↓↓↓

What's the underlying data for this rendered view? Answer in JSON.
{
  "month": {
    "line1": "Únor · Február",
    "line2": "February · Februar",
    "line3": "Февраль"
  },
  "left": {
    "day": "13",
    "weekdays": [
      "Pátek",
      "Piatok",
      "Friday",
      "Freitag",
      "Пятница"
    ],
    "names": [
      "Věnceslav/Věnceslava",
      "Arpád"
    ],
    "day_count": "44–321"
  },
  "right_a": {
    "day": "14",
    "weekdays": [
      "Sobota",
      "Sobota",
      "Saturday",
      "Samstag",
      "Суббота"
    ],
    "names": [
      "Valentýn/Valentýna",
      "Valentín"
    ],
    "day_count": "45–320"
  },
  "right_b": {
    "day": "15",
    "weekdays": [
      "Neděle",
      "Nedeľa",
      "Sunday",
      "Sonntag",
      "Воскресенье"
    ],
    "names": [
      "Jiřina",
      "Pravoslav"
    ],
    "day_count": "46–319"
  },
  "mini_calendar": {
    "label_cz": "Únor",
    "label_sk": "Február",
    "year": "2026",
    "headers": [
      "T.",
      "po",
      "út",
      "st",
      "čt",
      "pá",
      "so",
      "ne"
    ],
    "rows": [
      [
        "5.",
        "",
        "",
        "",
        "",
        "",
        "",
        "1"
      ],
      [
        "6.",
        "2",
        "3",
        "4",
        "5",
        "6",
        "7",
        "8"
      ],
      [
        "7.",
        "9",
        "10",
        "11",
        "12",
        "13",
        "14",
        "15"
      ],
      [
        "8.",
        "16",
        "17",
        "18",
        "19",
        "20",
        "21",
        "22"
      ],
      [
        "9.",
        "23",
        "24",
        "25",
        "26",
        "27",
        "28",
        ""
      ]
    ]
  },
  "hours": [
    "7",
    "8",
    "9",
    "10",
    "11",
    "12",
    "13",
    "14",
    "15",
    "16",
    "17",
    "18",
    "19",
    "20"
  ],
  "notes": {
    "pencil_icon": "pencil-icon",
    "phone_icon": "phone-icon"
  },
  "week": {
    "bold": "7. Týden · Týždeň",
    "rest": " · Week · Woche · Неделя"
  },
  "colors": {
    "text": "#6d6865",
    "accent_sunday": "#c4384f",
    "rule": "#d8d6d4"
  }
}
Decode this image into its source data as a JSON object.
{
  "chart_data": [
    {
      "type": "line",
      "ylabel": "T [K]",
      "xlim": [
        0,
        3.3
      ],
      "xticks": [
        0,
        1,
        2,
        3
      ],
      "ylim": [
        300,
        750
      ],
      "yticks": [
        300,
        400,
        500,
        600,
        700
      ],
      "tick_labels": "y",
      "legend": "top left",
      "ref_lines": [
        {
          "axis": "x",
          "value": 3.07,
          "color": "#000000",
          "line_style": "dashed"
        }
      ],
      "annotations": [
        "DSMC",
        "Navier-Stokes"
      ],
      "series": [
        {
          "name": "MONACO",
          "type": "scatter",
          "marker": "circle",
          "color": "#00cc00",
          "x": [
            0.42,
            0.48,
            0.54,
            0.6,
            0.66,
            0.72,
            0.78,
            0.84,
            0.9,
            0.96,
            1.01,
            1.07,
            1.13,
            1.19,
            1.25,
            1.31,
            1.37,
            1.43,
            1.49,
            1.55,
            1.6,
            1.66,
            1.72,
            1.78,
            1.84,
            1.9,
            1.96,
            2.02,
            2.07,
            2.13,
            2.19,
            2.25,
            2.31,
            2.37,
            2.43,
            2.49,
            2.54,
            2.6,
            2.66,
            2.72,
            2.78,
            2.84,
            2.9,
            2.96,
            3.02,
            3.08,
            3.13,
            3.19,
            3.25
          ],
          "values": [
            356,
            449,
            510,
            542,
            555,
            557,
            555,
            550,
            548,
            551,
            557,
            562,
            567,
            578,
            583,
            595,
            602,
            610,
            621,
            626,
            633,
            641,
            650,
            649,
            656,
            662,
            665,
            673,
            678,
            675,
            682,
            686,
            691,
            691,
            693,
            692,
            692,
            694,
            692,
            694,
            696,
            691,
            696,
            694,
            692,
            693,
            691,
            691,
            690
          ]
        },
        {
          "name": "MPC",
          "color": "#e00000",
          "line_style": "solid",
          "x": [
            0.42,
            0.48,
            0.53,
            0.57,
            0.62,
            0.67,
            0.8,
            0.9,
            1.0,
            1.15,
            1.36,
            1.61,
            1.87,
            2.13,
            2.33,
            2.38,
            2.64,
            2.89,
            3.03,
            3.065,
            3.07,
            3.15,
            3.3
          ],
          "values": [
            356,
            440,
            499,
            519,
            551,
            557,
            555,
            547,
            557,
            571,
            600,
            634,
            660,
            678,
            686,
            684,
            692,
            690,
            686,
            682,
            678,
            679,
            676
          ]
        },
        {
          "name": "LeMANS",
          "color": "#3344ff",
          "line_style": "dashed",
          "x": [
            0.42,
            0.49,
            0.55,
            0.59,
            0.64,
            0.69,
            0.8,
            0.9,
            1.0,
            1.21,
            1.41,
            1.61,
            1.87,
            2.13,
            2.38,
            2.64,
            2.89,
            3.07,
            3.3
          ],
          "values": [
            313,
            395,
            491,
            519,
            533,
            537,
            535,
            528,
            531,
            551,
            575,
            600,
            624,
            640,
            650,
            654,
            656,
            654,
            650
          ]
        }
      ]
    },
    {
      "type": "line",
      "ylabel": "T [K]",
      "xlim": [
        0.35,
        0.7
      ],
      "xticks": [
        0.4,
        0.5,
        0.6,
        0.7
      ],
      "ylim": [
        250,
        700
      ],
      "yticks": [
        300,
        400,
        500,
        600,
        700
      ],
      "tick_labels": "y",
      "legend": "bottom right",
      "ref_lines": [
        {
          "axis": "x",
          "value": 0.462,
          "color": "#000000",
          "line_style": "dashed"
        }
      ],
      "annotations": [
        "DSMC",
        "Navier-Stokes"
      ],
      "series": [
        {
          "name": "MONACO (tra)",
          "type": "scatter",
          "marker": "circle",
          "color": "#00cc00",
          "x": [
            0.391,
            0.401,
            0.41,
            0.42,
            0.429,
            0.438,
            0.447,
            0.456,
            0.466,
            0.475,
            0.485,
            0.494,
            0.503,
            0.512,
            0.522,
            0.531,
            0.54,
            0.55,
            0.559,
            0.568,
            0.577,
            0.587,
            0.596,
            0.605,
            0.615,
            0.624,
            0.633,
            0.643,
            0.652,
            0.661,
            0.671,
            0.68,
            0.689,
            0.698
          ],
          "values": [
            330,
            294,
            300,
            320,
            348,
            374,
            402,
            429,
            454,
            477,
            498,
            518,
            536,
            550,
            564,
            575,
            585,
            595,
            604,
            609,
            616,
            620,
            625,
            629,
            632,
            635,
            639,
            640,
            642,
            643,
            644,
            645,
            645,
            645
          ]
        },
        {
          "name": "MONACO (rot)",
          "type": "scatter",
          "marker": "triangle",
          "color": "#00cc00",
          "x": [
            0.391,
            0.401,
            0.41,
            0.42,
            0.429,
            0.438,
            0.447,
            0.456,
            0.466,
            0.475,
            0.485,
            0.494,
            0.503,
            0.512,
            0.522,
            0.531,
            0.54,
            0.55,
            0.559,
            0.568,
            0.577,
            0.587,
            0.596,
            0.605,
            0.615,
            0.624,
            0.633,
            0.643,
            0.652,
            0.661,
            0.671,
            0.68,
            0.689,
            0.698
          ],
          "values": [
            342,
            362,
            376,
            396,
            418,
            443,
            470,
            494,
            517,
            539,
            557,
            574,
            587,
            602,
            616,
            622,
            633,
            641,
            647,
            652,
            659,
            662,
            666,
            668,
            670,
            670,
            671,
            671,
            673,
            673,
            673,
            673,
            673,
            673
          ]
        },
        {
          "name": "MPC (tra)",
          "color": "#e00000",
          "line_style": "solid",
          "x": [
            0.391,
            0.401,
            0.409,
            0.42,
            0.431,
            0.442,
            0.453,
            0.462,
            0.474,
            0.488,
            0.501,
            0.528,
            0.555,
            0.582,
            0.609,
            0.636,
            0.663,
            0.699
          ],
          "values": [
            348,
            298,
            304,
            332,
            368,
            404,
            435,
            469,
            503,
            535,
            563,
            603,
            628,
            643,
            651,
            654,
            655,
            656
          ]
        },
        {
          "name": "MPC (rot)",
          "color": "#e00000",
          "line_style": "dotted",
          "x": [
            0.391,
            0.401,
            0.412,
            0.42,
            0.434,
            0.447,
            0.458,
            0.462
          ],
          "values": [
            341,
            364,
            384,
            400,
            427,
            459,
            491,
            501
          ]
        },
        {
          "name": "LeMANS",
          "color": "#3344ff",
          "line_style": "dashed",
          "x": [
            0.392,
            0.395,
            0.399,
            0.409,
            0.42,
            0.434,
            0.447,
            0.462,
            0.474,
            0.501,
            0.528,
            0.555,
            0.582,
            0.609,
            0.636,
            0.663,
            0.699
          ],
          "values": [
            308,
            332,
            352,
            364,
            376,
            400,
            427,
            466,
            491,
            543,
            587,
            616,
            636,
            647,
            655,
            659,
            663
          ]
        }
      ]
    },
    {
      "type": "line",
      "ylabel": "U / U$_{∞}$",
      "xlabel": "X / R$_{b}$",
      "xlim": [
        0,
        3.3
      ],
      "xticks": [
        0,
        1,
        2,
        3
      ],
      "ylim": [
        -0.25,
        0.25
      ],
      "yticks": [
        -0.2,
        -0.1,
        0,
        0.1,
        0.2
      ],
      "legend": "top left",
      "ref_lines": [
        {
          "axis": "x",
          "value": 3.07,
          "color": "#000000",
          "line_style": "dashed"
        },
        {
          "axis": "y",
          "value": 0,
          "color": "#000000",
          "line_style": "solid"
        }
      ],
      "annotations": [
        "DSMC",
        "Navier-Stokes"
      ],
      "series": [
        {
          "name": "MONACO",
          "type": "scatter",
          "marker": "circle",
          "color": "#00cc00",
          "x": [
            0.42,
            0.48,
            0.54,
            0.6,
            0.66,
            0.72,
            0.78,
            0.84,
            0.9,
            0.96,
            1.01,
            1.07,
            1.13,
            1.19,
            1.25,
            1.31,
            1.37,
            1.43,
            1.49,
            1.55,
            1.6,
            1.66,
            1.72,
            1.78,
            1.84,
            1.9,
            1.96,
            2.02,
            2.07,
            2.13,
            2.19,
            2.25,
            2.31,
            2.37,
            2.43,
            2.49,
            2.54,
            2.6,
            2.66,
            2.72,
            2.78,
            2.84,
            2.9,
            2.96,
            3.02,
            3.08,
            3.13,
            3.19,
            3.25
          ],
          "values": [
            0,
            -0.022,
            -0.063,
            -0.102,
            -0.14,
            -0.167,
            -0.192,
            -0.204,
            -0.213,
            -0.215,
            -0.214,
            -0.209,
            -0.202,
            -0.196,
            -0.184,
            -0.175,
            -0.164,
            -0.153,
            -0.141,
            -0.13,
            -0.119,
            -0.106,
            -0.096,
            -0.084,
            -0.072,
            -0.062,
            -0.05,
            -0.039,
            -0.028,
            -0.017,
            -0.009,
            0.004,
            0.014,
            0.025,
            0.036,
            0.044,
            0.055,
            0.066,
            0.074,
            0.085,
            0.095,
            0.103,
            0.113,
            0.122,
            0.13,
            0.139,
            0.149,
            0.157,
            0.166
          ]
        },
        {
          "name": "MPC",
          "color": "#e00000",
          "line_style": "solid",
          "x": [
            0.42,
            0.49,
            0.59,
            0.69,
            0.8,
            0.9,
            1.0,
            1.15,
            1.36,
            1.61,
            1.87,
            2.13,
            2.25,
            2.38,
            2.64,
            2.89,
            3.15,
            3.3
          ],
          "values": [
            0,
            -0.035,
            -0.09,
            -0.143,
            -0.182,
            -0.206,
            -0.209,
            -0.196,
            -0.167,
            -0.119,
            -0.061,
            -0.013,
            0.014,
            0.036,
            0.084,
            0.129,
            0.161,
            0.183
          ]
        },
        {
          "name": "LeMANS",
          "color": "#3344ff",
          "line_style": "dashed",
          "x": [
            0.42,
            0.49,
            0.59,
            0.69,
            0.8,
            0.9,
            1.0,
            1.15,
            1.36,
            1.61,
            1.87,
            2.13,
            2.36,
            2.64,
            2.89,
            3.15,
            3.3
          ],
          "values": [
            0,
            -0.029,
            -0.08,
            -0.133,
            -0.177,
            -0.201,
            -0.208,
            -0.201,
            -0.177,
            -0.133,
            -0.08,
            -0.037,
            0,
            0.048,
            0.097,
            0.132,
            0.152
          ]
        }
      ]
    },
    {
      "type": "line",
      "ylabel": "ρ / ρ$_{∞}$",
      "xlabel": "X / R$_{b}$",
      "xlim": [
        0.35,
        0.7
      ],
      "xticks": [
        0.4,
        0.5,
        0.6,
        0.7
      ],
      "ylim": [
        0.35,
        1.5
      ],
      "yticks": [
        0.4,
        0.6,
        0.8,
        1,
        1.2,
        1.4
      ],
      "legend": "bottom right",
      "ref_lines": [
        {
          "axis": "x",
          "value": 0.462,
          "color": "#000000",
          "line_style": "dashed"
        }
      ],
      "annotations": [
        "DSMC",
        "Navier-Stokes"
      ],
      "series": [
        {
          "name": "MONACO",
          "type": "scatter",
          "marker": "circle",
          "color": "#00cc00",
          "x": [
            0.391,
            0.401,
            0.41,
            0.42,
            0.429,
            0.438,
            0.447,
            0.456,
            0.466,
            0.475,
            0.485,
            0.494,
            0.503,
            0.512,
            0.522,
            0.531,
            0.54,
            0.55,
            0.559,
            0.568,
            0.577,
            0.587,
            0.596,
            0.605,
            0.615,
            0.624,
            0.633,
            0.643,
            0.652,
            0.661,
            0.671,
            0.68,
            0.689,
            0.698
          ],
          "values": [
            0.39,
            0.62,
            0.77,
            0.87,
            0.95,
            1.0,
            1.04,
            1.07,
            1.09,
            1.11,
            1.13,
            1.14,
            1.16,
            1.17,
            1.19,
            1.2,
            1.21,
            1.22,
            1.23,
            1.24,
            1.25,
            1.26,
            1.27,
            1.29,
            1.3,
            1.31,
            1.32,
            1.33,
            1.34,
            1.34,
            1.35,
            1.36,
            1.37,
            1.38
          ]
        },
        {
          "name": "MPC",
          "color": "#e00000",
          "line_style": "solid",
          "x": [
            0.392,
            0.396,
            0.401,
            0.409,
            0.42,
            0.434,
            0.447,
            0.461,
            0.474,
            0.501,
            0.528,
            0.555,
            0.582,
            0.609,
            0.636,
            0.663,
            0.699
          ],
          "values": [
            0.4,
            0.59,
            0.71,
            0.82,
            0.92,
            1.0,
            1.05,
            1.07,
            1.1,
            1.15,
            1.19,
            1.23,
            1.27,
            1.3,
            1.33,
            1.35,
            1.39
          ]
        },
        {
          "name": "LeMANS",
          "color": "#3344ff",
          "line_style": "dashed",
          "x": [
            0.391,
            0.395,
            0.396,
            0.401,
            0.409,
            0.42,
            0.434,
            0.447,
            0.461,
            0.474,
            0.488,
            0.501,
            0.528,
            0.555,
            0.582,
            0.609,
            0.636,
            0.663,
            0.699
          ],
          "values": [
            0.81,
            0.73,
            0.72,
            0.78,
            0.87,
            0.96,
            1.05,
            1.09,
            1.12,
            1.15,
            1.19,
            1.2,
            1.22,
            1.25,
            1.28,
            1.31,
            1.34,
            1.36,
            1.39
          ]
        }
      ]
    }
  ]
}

↑↑↑

Go through the data above and find the lines with the word "JSON". Copy each of those lines.

**TASK SOLUTION:**
What's the underlying data for this rendered view? Answer in JSON.
Decode this image into its source data as a JSON object.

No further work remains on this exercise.